RECORDS FOR PROCESSING>
_____
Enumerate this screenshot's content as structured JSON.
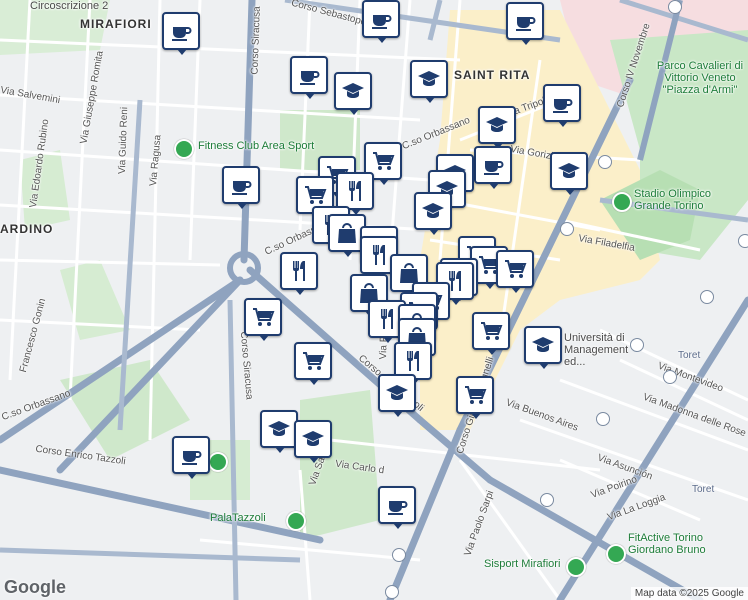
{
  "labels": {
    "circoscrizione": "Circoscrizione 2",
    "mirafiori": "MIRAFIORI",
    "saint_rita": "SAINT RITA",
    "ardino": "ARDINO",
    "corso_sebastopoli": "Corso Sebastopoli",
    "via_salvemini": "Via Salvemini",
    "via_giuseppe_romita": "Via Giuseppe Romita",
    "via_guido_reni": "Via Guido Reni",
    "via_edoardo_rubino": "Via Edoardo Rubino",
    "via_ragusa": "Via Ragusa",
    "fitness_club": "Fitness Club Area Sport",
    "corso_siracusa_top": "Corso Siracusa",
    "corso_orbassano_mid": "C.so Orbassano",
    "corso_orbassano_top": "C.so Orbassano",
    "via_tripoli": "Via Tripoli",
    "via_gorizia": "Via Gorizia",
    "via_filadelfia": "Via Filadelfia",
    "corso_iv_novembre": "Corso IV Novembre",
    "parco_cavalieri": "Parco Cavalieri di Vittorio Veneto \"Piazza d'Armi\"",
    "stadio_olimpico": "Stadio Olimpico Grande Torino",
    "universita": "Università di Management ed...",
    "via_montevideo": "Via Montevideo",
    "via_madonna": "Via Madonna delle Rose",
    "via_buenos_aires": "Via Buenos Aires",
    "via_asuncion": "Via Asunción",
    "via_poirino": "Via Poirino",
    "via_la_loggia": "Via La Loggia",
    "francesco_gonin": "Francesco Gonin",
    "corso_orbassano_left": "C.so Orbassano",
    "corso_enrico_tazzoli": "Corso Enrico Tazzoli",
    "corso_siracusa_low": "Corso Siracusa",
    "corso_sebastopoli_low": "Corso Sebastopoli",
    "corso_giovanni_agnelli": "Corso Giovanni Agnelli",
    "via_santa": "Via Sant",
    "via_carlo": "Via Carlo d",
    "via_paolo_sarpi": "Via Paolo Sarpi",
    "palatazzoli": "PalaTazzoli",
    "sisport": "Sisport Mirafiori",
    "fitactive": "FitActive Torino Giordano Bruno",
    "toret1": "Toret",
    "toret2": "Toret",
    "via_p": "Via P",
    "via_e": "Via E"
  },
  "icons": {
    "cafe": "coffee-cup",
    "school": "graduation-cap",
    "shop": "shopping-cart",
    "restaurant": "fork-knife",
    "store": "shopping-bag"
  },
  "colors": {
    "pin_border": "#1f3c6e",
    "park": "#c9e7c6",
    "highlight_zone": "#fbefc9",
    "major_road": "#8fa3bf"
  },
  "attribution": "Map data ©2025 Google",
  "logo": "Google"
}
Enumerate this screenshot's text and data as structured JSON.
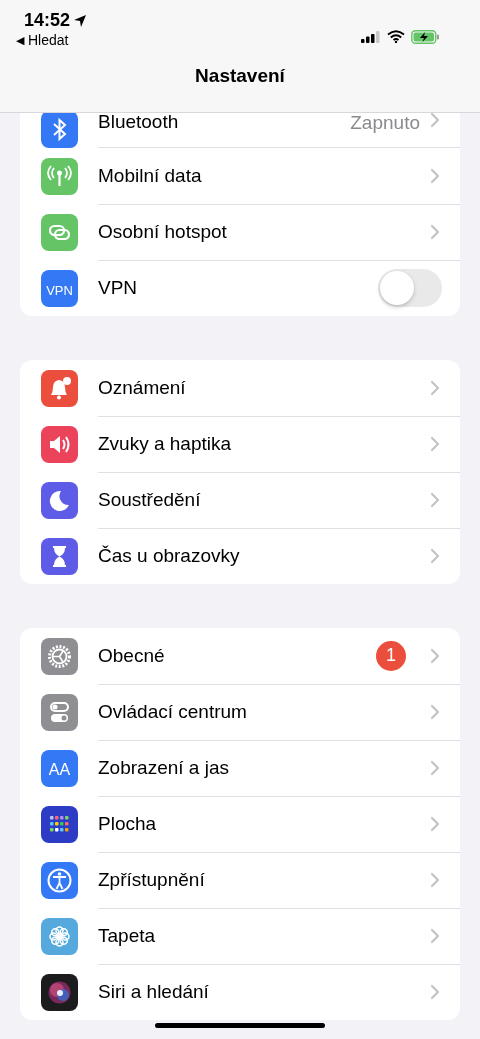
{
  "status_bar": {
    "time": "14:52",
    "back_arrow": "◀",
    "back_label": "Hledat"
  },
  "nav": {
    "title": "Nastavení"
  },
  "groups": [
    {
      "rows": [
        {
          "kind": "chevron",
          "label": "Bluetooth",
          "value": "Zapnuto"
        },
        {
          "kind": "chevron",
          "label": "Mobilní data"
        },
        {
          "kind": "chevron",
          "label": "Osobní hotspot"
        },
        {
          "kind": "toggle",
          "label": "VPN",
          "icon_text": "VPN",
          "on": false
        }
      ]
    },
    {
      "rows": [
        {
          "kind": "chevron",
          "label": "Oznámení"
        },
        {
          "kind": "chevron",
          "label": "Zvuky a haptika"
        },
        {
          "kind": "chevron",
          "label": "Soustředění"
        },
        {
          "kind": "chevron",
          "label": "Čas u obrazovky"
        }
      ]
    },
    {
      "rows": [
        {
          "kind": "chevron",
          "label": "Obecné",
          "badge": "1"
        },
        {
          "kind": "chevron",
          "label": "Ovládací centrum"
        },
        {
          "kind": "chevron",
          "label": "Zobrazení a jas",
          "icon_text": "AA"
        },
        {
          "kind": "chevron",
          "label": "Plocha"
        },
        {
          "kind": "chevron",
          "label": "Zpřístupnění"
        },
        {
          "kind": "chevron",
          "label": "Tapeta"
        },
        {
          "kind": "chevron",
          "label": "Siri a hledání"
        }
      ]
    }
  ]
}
_____
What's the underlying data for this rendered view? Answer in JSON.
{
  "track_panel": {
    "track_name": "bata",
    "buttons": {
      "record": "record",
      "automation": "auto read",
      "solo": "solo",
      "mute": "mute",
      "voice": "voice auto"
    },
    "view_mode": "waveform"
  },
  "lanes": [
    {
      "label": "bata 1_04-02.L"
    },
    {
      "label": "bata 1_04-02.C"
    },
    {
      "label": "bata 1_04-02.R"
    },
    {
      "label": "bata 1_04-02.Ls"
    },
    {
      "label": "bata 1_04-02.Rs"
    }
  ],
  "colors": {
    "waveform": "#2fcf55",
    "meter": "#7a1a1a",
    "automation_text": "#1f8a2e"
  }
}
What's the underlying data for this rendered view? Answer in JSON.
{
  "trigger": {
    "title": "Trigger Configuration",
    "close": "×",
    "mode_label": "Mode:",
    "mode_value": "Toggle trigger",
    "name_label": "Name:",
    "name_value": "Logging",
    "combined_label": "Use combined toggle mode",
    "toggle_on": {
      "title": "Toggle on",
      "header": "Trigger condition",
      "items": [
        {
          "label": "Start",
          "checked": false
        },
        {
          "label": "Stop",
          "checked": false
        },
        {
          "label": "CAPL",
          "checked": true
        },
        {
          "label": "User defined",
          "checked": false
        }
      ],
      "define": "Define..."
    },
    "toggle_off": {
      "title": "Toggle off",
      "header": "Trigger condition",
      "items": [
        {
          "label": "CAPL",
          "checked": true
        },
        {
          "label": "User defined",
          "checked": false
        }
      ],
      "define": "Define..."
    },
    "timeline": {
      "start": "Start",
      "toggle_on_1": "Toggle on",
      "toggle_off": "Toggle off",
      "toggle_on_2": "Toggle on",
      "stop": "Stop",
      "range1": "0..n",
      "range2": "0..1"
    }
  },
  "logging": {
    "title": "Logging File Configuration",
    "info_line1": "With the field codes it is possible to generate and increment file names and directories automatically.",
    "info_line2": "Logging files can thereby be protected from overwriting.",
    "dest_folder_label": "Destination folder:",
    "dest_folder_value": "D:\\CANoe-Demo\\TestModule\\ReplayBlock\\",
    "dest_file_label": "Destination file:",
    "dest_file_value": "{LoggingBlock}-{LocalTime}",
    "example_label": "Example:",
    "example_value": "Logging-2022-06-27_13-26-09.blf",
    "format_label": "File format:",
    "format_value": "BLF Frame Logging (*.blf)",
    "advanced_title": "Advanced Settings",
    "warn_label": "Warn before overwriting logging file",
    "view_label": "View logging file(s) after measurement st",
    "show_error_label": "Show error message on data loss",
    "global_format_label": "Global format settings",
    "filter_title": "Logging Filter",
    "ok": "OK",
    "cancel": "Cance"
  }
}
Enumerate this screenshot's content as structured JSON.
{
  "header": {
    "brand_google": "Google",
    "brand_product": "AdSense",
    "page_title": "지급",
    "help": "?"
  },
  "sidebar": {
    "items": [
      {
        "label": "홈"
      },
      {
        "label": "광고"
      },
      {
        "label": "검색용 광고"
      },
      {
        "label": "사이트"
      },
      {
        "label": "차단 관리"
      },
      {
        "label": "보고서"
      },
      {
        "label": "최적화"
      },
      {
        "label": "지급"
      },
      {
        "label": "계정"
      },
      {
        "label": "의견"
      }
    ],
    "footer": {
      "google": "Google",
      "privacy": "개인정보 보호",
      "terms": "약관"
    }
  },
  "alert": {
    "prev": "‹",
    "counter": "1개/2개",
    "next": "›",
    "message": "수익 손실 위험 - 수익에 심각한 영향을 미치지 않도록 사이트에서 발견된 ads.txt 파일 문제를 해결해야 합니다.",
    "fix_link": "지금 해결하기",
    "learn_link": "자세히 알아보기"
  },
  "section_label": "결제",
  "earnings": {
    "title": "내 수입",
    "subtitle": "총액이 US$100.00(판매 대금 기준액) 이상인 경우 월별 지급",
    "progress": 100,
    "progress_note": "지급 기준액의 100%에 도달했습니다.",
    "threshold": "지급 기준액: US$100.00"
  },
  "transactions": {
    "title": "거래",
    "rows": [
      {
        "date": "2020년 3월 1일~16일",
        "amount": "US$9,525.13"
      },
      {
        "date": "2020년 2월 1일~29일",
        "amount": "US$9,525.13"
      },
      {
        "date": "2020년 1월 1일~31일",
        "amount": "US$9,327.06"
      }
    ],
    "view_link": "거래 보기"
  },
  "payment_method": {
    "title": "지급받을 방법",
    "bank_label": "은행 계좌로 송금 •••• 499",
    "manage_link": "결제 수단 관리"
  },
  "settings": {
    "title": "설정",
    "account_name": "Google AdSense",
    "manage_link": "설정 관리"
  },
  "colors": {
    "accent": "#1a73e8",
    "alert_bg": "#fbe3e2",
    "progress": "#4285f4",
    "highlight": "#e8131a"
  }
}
_____
REQUIRED TASK> Take each line of the material that contains the word "Orbassano" and list it.

OUTPUT OF THE EXERCISE>
    "corso_orbassano_mid": "C.so Orbassano",
    "corso_orbassano_top": "C.so Orbassano",
    "corso_orbassano_left": "C.so Orbassano",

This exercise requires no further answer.